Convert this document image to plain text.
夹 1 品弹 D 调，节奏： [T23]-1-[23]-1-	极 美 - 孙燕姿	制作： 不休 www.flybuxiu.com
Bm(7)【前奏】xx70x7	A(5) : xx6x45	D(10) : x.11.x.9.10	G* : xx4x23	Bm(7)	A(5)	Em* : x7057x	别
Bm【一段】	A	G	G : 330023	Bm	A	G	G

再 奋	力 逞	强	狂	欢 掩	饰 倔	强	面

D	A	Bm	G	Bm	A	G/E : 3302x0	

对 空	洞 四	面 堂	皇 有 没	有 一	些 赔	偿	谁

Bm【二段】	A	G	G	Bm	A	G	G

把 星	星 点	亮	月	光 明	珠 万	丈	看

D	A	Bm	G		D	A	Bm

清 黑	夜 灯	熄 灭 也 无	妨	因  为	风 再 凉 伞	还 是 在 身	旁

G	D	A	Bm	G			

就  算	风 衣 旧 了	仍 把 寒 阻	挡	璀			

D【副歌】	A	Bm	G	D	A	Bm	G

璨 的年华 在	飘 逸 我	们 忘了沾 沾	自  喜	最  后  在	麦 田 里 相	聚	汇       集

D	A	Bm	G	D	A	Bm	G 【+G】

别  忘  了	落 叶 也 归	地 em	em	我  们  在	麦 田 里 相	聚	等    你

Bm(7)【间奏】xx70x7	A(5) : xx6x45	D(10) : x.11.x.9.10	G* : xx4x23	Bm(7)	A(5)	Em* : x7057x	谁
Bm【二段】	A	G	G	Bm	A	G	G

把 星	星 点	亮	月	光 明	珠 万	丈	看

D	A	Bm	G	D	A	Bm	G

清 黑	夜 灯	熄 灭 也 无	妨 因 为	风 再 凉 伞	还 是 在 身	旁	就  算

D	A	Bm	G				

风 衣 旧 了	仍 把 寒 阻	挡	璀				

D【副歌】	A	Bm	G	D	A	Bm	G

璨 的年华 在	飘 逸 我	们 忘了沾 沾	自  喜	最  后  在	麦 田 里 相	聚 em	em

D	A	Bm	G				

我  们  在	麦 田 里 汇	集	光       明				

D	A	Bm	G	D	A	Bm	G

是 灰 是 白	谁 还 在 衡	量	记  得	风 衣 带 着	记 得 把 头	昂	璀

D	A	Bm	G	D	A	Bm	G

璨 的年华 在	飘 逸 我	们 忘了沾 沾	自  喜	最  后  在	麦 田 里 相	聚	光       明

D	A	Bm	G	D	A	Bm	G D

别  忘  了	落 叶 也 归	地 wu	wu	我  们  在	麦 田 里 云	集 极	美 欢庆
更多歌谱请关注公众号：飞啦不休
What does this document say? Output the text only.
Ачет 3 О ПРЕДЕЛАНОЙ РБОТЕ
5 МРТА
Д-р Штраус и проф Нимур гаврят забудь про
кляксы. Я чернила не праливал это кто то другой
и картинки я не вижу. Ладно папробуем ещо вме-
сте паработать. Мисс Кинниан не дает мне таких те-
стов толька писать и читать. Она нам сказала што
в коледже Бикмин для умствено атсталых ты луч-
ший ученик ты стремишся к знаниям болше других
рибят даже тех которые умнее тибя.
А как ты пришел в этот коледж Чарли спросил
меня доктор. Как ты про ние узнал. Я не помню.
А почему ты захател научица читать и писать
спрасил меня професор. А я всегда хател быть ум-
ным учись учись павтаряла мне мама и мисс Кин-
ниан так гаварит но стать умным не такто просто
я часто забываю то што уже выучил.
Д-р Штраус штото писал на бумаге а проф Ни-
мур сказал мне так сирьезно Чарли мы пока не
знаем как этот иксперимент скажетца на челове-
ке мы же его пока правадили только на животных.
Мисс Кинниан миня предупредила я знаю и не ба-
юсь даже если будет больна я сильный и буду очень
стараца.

* _PROBLEM TO SOLVE_
Repeat the material in full, exactly as it stands.

* _TASK RESPONSE_
Convert this document image to plain text.
夹 1 品弹 D 调，节奏： [T23]-1-[23]-1-	极 美 - 孙燕姿	制作： 不休 www.flybuxiu.com
Bm(7)【前奏】xx70x7	A(5) : xx6x45	D(10) : x.11.x.9.10	G* : xx4x23	Bm(7)	A(5)	Em* : x7057x	别
Bm【一段】	A	G	G : 330023	Bm	A	G	G

再 奋	力 逞	强	狂	欢 掩	饰 倔	强	面

D	A	Bm	G	Bm	A	G/E : 3302x0	

对 空	洞 四	面 堂	皇 有 没	有 一	些 赔	偿	谁

Bm【二段】	A	G	G	Bm	A	G	G

把 星	星 点	亮	月	光 明	珠 万	丈	看

D	A	Bm	G		D	A	Bm

清 黑	夜 灯	熄 灭 也 无	妨	因  为	风 再 凉 伞	还 是 在 身	旁

G	D	A	Bm	G			

就  算	风 衣 旧 了	仍 把 寒 阻	挡	璀			

D【副歌】	A	Bm	G	D	A	Bm	G

璨 的年华 在	飘 逸 我	们 忘了沾 沾	自  喜	最  后  在	麦 田 里 相	聚	汇       集

D	A	Bm	G	D	A	Bm	G 【+G】

别  忘  了	落 叶 也 归	地 em	em	我  们  在	麦 田 里 相	聚	等    你

Bm(7)【间奏】xx70x7	A(5) : xx6x45	D(10) : x.11.x.9.10	G* : xx4x23	Bm(7)	A(5)	Em* : x7057x	谁
Bm【二段】	A	G	G	Bm	A	G	G

把 星	星 点	亮	月	光 明	珠 万	丈	看

D	A	Bm	G	D	A	Bm	G

清 黑	夜 灯	熄 灭 也 无	妨 因 为	风 再 凉 伞	还 是 在 身	旁	就  算

D	A	Bm	G				

风 衣 旧 了	仍 把 寒 阻	挡	璀				

D【副歌】	A	Bm	G	D	A	Bm	G

璨 的年华 在	飘 逸 我	们 忘了沾 沾	自  喜	最  后  在	麦 田 里 相	聚 em	em

D	A	Bm	G				

我  们  在	麦 田 里 汇	集	光       明				

D	A	Bm	G	D	A	Bm	G

是 灰 是 白	谁 还 在 衡	量	记  得	风 衣 带 着	记 得 把 头	昂	璀

D	A	Bm	G	D	A	Bm	G

璨 的年华 在	飘 逸 我	们 忘了沾 沾	自  喜	最  后  在	麦 田 里 相	聚	光       明

D	A	Bm	G	D	A	Bm	G D

别  忘  了	落 叶 也 归	地 wu	wu	我  们  在	麦 田 里 云	集 极	美 欢庆
更多歌谱请关注公众号：飞啦不休
What does this document say? Output the text only.
Ачет 3 О ПРЕДЕЛАНОЙ РБОТЕ
5 МРТА
Д-р Штраус и проф Нимур гаврят забудь про
кляксы. Я чернила не праливал это кто то другой
и картинки я не вижу. Ладно папробуем ещо вме-
сте паработать. Мисс Кинниан не дает мне таких те-
стов толька писать и читать. Она нам сказала што
в коледже Бикмин для умствено атсталых ты луч-
ший ученик ты стремишся к знаниям болше других
рибят даже тех которые умнее тибя.
А как ты пришел в этот коледж Чарли спросил
меня доктор. Как ты про ние узнал. Я не помню.
А почему ты захател научица читать и писать
спрасил меня професор. А я всегда хател быть ум-
ным учись учись павтаряла мне мама и мисс Кин-
ниан так гаварит но стать умным не такто просто
я часто забываю то што уже выучил.
Д-р Штраус штото писал на бумаге а проф Ни-
мур сказал мне так сирьезно Чарли мы пока не
знаем как этот иксперимент скажетца на челове-
ке мы же его пока правадили только на животных.
Мисс Кинниан миня предупредила я знаю и не ба-
юсь даже если будет больна я сильный и буду очень
стараца.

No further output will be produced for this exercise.